What is expected -
In the Moss v. State case summary, whose affidavit was used to obtain the warrant to search Moss's home?

Selected passage -
Moss v. State
380 S.W.3d 479
Ark. Ct. App.2011Background
- Moss challenged the trial court's denial of his motion to suppress fruits of a search of Moss's home following a warrant obtained via Detective Marx's affidavit.
- An informant tipped Moss was selling drugs from the residence; surveillance observed a Texas-registered car linked to Moss’s home and identified driver Laquita Thomas.
- Thomas, stopped and searched with consent, implicated Moss and disclosed marijuana use with him at Moss’s home; she later gave a recorded statement corroborating marijuana activity there.
- Marx drafted an affidavit seeking a warrant for Moss’s residence describing Thomas’s statements and that Moss had additional marijuana at the residence; a warrant issued and search conducted.
- Moss moved to suppress; the trial court denied, finding no bad faith and that the statements supported probable cause; Moss pled guilty conditionally and appealed.
- On appeal, the court applied Franks v. Delaware framework to assess false/misleading statements and conducted a de novo review of the totality of the circumstances, upholding the denial of suppression.
Issues
| Issue | Plaintiff's Argument | Defendant's Argument | Held |
|---|---|---|---|
| Franks issue—false/misleading statements | Moss contends Marx knowingly or recklessly misstated facts to support the warrant. | Moss argues these misstatements invalidated probable cause under Franks. | No Franks violation; statements not false/misleading or not material. |
| Timeliness and specificity under Collins | Collins requires precise timing of criminal activity to support probable cause; lack of time reference renders affidavit defective. | Affidavit provided May 14, 2009 with specific times; sufficient to show timing of activity. | Affidavit timely and specific; Collins distinguished; sufficient to show timing. |
| Probable cause for items at Moss's home | Thomas’s statements created reasonable cause to believe drug paraphernalia and marijuana present at Moss's residence. | Argues insufficient linkage to Moss's residence without more direct evidence. | Totality supports probable cause for the seized items at Moss's home. |
| Rule 13.3(c) service issue preservation | Wife received no copy; service is error-specific but relevant to prejudice. | Lack of ruling and lack of prejudice objections to service on wife collapse review. | Issue not reviewable due to lack of lower-court ruling and prejudice concession. |
Key Cases Cited
- State v. Rufus, 338 Ark. 305 (1999) (Franks-based false information requires showing material misstatement and remaining probable cause)

Excerpts from a layout annotation set
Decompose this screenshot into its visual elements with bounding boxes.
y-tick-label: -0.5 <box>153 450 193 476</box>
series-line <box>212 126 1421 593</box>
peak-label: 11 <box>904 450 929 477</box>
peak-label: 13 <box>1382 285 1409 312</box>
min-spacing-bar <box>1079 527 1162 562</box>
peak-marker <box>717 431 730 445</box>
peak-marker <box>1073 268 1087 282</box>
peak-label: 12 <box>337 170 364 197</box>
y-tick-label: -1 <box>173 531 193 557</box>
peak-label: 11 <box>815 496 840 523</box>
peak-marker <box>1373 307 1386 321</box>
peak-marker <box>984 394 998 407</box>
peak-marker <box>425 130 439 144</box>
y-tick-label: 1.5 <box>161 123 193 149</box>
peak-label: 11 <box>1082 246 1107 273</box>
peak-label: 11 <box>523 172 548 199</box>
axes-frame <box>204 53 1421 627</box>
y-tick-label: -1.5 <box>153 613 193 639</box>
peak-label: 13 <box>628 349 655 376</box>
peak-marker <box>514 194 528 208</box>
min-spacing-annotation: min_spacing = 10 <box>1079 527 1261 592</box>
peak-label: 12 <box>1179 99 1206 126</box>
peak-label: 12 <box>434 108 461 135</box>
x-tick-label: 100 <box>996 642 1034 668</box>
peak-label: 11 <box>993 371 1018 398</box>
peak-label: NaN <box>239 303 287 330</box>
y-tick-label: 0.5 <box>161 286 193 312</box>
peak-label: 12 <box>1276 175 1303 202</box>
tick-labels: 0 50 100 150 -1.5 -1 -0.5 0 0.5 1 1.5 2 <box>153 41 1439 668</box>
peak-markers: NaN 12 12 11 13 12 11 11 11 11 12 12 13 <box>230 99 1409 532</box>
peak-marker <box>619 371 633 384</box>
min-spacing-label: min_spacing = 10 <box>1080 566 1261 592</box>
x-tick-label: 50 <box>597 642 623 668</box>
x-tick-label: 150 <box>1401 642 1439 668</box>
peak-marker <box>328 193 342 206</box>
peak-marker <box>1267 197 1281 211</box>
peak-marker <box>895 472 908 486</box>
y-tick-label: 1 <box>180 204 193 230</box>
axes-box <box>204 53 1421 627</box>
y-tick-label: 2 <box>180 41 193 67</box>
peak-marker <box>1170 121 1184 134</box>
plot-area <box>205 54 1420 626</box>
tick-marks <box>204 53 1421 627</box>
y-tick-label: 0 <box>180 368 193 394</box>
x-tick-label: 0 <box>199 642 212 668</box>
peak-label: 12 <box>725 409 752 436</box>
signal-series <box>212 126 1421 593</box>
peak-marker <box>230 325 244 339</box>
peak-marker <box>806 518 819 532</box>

Exercise output -
Detective Marx's affidavit.